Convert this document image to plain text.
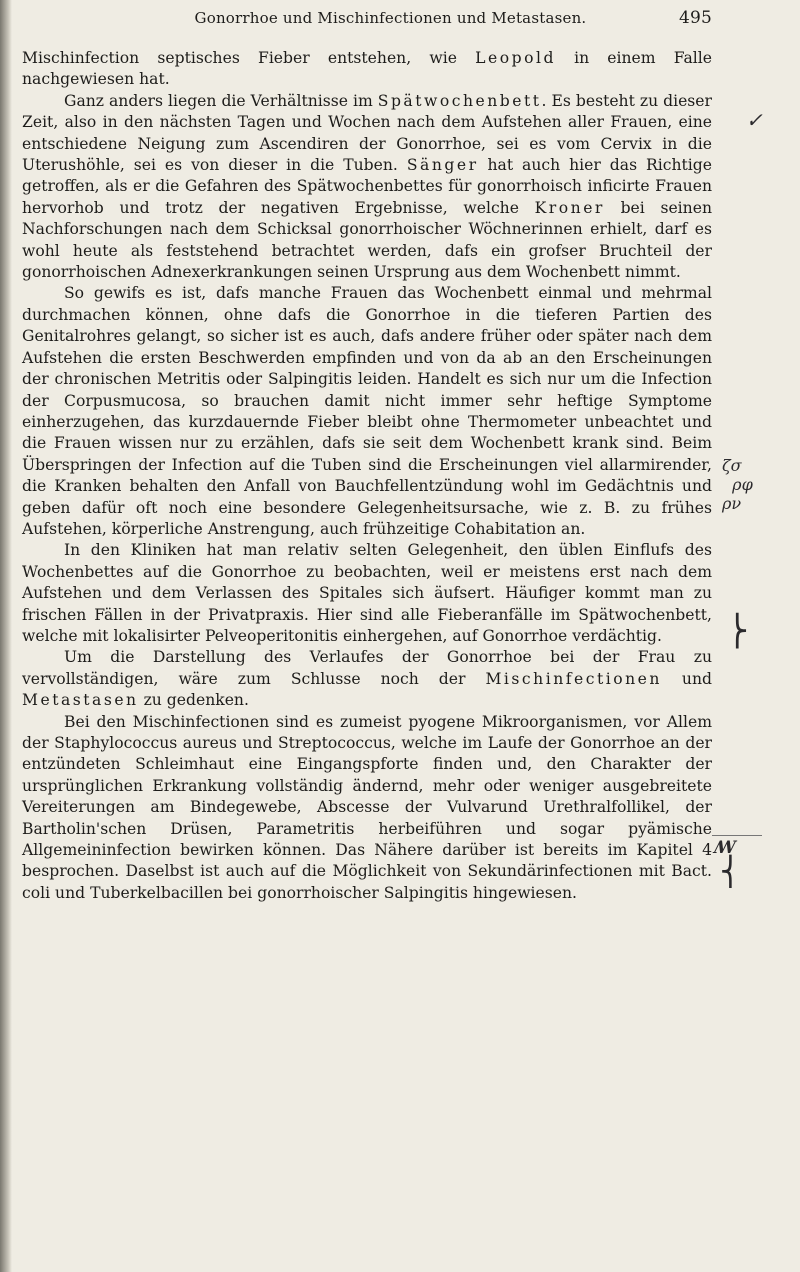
Gonorrhoe und Mischinfectionen und Metastasen.	495

Mischinfection septisches Fieber entstehen, wie Leopold in einem Falle nachgewiesen hat.

Ganz anders liegen die Verhältnisse im Spätwochenbett. Es besteht zu dieser Zeit, also in den nächsten Tagen und Wochen nach dem Aufstehen aller Frauen, eine entschiedene Neigung zum Ascendiren der Gonorrhoe, sei es vom Cervix in die Uterushöhle, sei es von dieser in die Tuben. Sänger hat auch hier das Richtige getroffen, als er die Gefahren des Spätwochenbettes für gonorrhoisch inficirte Frauen hervorhob und trotz der negativen Ergebnisse, welche Kroner bei seinen Nachforschungen nach dem Schicksal gonorrhoischer Wöchnerinnen erhielt, darf es wohl heute als feststehend betrachtet werden, dafs ein grofser Bruchteil der gonorrhoischen Adnexerkrankungen seinen Ursprung aus dem Wochenbett nimmt.

So gewifs es ist, dafs manche Frauen das Wochenbett einmal und mehrmal durchmachen können, ohne dafs die Gonorrhoe in die tieferen Partien des Genitalrohres gelangt, so sicher ist es auch, dafs andere früher oder später nach dem Aufstehen die ersten Beschwerden empfinden und von da ab an den Erscheinungen der chronischen Metritis oder Salpingitis leiden. Handelt es sich nur um die Infection der Corpusmucosa, so brauchen damit nicht immer sehr heftige Symptome einherzugehen, das kurzdauernde Fieber bleibt ohne Thermometer unbeachtet und die Frauen wissen nur zu erzählen, dafs sie seit dem Wochenbett krank sind. Beim Überspringen der Infection auf die Tuben sind die Erscheinungen viel allarmirender, die Kranken behalten den Anfall von Bauchfellentzündung wohl im Gedächtnis und geben dafür oft noch eine besondere Gelegenheitsursache, wie z. B. zu frühes Aufstehen, körperliche Anstrengung, auch frühzeitige Cohabitation an.

In den Kliniken hat man relativ selten Gelegenheit, den üblen Einflufs des Wochenbettes auf die Gonorrhoe zu beobachten, weil er meistens erst nach dem Aufstehen und dem Verlassen des Spitales sich äufsert. Häufiger kommt man zu frischen Fällen in der Privatpraxis. Hier sind alle Fieberanfälle im Spätwochenbett, welche mit lokalisirter Pelveoperitonitis einhergehen, auf Gonorrhoe verdächtig.

Um die Darstellung des Verlaufes der Gonorrhoe bei der Frau zu vervollständigen, wäre zum Schlusse noch der Mischinfectionen und Metastasen zu gedenken.

Bei den Mischinfectionen sind es zumeist pyogene Mikroorganismen, vor Allem der Staphylococcus aureus und Streptococcus, welche im Laufe der Gonorrhoe an der entzündeten Schleimhaut eine Eingangspforte finden und, den Charakter der ursprünglichen Erkrankung vollständig ändernd, mehr oder weniger ausgebreitete Vereiterungen am Bindegewebe, Abscesse der Vulvarund Urethralfollikel, der Bartholin'schen Drüsen, Parametritis herbeiführen und sogar pyämische Allgemeininfection bewirken können. Das Nähere darüber ist bereits im Kapitel 4 besprochen. Daselbst ist auch auf die Möglichkeit von Sekundärinfectionen mit Bact. coli und Tuberkelbacillen bei gonorrhoischer Salpingitis hingewiesen.

✓
ζσ
ρφ
ρν
⎬
ꟿ
⎨
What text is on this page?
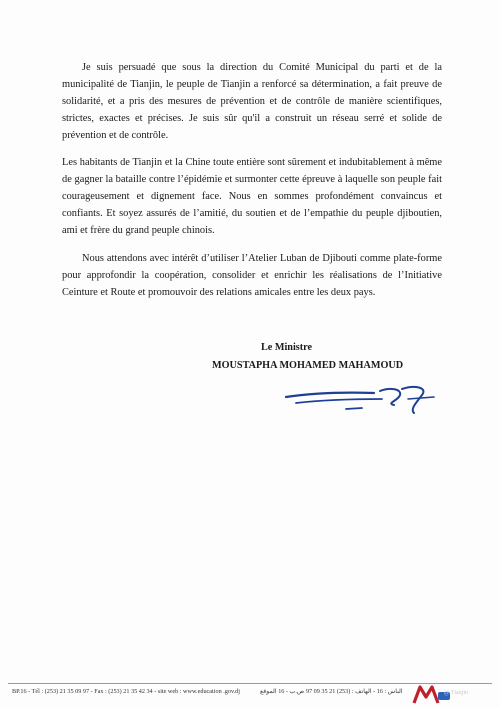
Je suis persuadé que sous la direction du Comité Municipal du parti et de la municipalité de Tianjin, le peuple de Tianjin a renforcé sa détermination, a fait preuve de solidarité, et a pris des mesures de prévention et de contrôle de manière scientifiques, strictes, exactes et précises. Je suis sûr qu'il a construit un réseau serré et solide de prévention et de contrôle.

Les habitants de Tianjin et la Chine toute entière sont sûrement et indubitablement à même de gagner la bataille contre l’épidémie et surmonter cette épreuve à laquelle son peuple fait courageusement et dignement face. Nous en sommes profondément convaincus et confiants. Et soyez assurés de l’amitié, du soutien et de l’empathie du peuple djiboutien, ami et frère du grand peuple chinois.

Nous attendons avec intérêt d’utiliser l’Atelier Luban de Djibouti comme plate-forme pour approfondir la coopération, consolider et enrichir les réalisations de l’Initiative Ceinture et Route et promouvoir des relations amicales entre les deux pays.

Le Ministre

MOUSTAPHA MOHAMED MAHAMOUD

BP.16 - Tél : (253) 21 35 09 97 - Fax : (253) 21 35 42 34 - site web : www.education .gov.dj	الباس : 16 - الهاتف : (253) 21 35 09 97 ص.ب - 16 الموقع	@ Tianjin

○ ○ ○

Task statement – From the line containing "What text is on this page?" to the end of the data above, give those lines again verbatim, with both endpoints included and no images.

Response for this exercise –
What text is on this page?
Je suis persuadé que sous la direction du Comité Municipal du parti et de la municipalité de Tianjin, le peuple de Tianjin a renforcé sa détermination, a fait preuve de solidarité, et a pris des mesures de prévention et de contrôle de manière scientifiques, strictes, exactes et précises. Je suis sûr qu'il a construit un réseau serré et solide de prévention et de contrôle.

Les habitants de Tianjin et la Chine toute entière sont sûrement et indubitablement à même de gagner la bataille contre l’épidémie et surmonter cette épreuve à laquelle son peuple fait courageusement et dignement face. Nous en sommes profondément convaincus et confiants. Et soyez assurés de l’amitié, du soutien et de l’empathie du peuple djiboutien, ami et frère du grand peuple chinois.

Nous attendons avec intérêt d’utiliser l’Atelier Luban de Djibouti comme plate-forme pour approfondir la coopération, consolider et enrichir les réalisations de l’Initiative Ceinture et Route et promouvoir des relations amicales entre les deux pays.

Le Ministre

MOUSTAPHA MOHAMED MAHAMOUD

BP.16 - Tél : (253) 21 35 09 97 - Fax : (253) 21 35 42 34 - site web : www.education .gov.dj	الباس : 16 - الهاتف : (253) 21 35 09 97 ص.ب - 16 الموقع	@ Tianjin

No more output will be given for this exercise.